(Records contained in a dataset)
========================================
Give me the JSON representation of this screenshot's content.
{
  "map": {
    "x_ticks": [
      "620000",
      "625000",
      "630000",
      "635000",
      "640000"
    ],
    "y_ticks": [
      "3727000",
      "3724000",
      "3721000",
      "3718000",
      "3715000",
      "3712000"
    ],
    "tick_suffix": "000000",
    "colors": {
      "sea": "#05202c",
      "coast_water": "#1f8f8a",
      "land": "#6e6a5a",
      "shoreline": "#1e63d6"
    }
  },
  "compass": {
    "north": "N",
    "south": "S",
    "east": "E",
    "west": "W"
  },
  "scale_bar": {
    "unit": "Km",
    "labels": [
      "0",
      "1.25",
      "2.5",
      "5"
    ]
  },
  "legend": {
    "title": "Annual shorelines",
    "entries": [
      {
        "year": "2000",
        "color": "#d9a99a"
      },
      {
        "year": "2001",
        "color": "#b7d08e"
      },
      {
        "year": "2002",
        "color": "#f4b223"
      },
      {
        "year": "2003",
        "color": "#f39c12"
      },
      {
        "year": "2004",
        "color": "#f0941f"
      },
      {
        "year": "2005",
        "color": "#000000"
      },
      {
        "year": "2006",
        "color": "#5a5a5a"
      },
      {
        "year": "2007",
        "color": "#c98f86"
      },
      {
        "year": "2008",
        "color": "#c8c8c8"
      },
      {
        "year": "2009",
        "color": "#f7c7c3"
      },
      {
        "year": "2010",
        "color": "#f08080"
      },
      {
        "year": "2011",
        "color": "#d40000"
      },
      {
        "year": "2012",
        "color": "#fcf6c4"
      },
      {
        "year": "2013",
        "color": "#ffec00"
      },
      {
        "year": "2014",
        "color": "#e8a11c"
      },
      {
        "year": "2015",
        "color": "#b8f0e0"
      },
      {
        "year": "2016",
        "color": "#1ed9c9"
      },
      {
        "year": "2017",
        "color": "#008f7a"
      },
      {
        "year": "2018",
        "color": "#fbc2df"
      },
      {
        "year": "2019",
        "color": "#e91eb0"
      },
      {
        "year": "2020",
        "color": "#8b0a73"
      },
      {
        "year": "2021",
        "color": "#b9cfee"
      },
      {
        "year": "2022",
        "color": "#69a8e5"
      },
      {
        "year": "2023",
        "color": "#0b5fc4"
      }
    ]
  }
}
========================================
TASK PROMPT: Repeat all the entries exactly as given.

TASK RESPONSE:
Give me the JSON representation of this screenshot's content.
{
  "map": {
    "x_ticks": [
      "620000",
      "625000",
      "630000",
      "635000",
      "640000"
    ],
    "y_ticks": [
      "3727000",
      "3724000",
      "3721000",
      "3718000",
      "3715000",
      "3712000"
    ],
    "tick_suffix": "000000",
    "colors": {
      "sea": "#05202c",
      "coast_water": "#1f8f8a",
      "land": "#6e6a5a",
      "shoreline": "#1e63d6"
    }
  },
  "compass": {
    "north": "N",
    "south": "S",
    "east": "E",
    "west": "W"
  },
  "scale_bar": {
    "unit": "Km",
    "labels": [
      "0",
      "1.25",
      "2.5",
      "5"
    ]
  },
  "legend": {
    "title": "Annual shorelines",
    "entries": [
      {
        "year": "2000",
        "color": "#d9a99a"
      },
      {
        "year": "2001",
        "color": "#b7d08e"
      },
      {
        "year": "2002",
        "color": "#f4b223"
      },
      {
        "year": "2003",
        "color": "#f39c12"
      },
      {
        "year": "2004",
        "color": "#f0941f"
      },
      {
        "year": "2005",
        "color": "#000000"
      },
      {
        "year": "2006",
        "color": "#5a5a5a"
      },
      {
        "year": "2007",
        "color": "#c98f86"
      },
      {
        "year": "2008",
        "color": "#c8c8c8"
      },
      {
        "year": "2009",
        "color": "#f7c7c3"
      },
      {
        "year": "2010",
        "color": "#f08080"
      },
      {
        "year": "2011",
        "color": "#d40000"
      },
      {
        "year": "2012",
        "color": "#fcf6c4"
      },
      {
        "year": "2013",
        "color": "#ffec00"
      },
      {
        "year": "2014",
        "color": "#e8a11c"
      },
      {
        "year": "2015",
        "color": "#b8f0e0"
      },
      {
        "year": "2016",
        "color": "#1ed9c9"
      },
      {
        "year": "2017",
        "color": "#008f7a"
      },
      {
        "year": "2018",
        "color": "#fbc2df"
      },
      {
        "year": "2019",
        "color": "#e91eb0"
      },
      {
        "year": "2020",
        "color": "#8b0a73"
      },
      {
        "year": "2021",
        "color": "#b9cfee"
      },
      {
        "year": "2022",
        "color": "#69a8e5"
      },
      {
        "year": "2023",
        "color": "#0b5fc4"
      }
    ]
  }
}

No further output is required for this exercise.